What is needed ::
Answer these questions using the comment thread below.
(a) According to Bryan County EMS records, how many calls for services were there at the site in a 16-month period?
(b) How far did Victor Gamboa fall on the megasite in April 2023?
(c) Which safety percentage does one comment say sounds great but means a failure rate of 1 per 10,000?

Text passage ::

When CEO dies for the same reason it's "the universe randomly hands out some justice" story, which is always a good story.

somenameforme•42m ago
It may well be (and it certainly sounds it in this case), but I wouldn't always just assume profit > cost logic. When you're dealing with heavy machinery and machines that can kill with a half second of inattention or slip, then deaths will occasionally happen regardless of how careful you try to be.

It's all just a game of numbers. If something is 99.99% safe then that sounds great, but that means a failure rate of 1 per 10,000 which means you're going to see large numbers of those fails. This is why even in a society of perfect drivers you'd likely still see thousands of people killed in crashes each year. There's enough entropy, and a large enough sample, that deaths will always remain relatively high.

defrost•56m ago
It's neither funny nor true.

eg: Tesla Doors: 15 People Have Died in Crashes Where it Wouldn't Open (18 hours ago https://news.ycombinator.com/item?id=46365597)

and a host of similar stories about worker / third party accidents and fatalities related to tech.

bfkwlfkjf•51m ago
When it's the CEO or if it's about silicon valley companies. I don't remember ever reading on HN about accidents in the shoe factory or in the construction site.
defrost•44m ago
> I don't remember ever reading on HN about accidents in the shoe factory or in the construction site.

There are very few HN stories about shoe factories or construction sites full stop.

That's a whole other issue.

The hook for this story is Occ Health and Safety, many people have an interest in safety and the fact that a CEO died hasn't stirred interest out of pity or sympathy for a CEO, it's schadenfreude that lax safety standards caught someone that could have improved those standards.

baobun•11m ago
The same reason starving children in Sudan rarely make the news: It's "business as usual".

Systemic issues make poor clickbait.

KnuthIsGod•1h ago
"You was not the first person to lose his life during construction of the EV plant and its suppliers. In April 2023, Victor Gamboa died on the megasite after falling 60 feet to his death.

Bryan County EMS records show in a 16-month period there were 53 calls for services at the site, including over a dozen for traumatic injuries. One of these injuries included another forklift accident, while one involved a worker being caught in a conveyor belt.

In March, prior to You’s death, a construction worker on the site went to the hospital after being seriously injured in a pipe explosion.

In May 2025, 27-year-old Allen Kowalski died on the HL-GA Battery construction site after a metal frame fell on him.

OSHA has opened at least 15 investigations into incidents at the site, including You’s death and the March pipe explosion."

jimnotgym•14m ago
And there will be more

>The company was ultimately fined just under $10,000 for his death.

arendtio•59m ago
Reminds me of Gabelstaplerfahrer Klaus (German):

https://www.youtube.com/watch?v=CDnOSW8cHjE

encom•9m ago
Das ist schnell eskaliert.

Saved entries
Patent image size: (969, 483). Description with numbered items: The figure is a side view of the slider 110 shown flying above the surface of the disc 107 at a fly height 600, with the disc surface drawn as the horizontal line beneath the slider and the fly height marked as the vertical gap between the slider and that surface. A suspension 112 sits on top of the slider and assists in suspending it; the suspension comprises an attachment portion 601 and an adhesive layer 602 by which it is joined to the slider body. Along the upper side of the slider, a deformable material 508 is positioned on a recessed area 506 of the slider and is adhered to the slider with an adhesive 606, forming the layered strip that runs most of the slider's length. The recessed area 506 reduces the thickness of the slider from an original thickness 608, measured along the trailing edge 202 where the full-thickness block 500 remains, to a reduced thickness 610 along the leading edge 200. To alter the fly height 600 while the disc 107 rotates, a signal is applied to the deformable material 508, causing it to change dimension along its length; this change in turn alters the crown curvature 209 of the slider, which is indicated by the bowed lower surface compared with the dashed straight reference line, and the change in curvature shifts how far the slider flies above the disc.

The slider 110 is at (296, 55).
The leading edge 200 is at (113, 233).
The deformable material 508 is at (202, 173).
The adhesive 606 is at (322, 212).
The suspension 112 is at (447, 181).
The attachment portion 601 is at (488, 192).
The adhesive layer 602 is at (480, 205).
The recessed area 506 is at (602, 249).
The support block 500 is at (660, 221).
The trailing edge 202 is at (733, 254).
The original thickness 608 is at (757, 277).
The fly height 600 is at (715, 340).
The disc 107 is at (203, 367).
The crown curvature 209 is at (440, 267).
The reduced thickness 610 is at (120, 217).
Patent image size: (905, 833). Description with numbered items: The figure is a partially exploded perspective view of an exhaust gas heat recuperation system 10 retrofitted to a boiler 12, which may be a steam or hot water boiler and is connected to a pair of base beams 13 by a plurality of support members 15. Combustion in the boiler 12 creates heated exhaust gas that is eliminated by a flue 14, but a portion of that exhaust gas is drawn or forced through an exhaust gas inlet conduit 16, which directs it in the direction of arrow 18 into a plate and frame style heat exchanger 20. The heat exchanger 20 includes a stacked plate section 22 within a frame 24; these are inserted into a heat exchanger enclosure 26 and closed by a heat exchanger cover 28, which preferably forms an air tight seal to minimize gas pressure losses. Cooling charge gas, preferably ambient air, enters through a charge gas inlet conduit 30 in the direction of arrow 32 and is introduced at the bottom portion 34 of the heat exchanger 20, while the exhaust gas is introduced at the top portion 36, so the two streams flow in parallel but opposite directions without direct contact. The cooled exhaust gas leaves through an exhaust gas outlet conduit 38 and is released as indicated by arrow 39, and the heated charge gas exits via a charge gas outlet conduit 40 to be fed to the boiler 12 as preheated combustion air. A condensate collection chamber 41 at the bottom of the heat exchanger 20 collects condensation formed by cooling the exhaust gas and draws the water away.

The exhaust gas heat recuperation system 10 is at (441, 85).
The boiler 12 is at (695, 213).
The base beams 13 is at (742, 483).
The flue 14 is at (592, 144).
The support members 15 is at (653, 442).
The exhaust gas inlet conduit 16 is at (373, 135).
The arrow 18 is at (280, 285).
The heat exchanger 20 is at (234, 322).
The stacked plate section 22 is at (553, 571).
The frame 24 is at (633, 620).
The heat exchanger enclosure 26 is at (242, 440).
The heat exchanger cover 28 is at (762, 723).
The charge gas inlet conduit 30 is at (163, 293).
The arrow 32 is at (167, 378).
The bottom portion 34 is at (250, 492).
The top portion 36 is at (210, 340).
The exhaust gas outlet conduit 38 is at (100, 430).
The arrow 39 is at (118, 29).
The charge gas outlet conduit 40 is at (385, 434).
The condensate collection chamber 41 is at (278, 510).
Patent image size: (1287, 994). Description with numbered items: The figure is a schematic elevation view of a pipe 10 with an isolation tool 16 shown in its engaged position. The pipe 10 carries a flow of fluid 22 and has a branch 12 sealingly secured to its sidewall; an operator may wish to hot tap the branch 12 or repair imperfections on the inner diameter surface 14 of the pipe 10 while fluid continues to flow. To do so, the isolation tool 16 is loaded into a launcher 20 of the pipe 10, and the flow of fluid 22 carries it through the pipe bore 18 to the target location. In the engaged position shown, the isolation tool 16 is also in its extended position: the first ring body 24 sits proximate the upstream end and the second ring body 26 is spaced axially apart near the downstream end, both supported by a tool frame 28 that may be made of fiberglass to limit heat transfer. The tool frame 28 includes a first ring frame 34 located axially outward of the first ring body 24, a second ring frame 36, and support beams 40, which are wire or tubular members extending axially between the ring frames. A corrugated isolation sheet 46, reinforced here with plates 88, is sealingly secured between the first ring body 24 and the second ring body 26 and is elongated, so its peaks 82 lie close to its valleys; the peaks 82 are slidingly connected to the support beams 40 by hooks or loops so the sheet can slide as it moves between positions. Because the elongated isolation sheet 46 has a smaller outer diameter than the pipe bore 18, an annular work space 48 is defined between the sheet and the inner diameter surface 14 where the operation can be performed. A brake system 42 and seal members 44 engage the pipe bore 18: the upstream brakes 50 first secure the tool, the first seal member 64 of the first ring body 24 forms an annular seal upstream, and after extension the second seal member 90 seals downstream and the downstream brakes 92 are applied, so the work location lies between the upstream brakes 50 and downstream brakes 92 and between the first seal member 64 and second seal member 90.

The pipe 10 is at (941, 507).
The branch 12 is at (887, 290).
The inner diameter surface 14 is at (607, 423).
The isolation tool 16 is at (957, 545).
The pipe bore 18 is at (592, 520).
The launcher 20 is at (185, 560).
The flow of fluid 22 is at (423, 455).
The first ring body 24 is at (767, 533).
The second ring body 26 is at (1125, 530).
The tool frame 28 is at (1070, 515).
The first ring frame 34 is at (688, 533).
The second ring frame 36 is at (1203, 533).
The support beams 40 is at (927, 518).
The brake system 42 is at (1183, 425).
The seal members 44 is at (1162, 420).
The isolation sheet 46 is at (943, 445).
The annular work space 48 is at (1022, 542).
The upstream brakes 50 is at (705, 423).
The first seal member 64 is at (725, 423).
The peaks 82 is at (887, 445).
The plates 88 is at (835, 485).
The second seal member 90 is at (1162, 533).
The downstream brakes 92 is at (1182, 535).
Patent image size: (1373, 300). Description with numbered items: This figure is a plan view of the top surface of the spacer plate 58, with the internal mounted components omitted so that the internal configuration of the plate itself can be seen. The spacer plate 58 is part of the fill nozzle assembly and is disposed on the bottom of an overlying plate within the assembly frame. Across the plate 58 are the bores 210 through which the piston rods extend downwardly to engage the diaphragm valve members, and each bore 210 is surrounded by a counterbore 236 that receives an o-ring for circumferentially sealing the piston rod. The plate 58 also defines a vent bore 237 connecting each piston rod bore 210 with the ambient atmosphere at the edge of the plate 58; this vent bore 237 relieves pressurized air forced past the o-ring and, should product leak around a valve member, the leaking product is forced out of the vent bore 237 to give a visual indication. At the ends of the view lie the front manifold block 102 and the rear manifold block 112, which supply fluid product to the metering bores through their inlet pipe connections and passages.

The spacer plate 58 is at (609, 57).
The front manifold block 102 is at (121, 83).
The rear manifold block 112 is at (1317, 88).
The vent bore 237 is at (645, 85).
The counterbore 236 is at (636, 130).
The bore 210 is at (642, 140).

Exercise response ::
(a) 53
(b) 60 feet
(c) 99.99%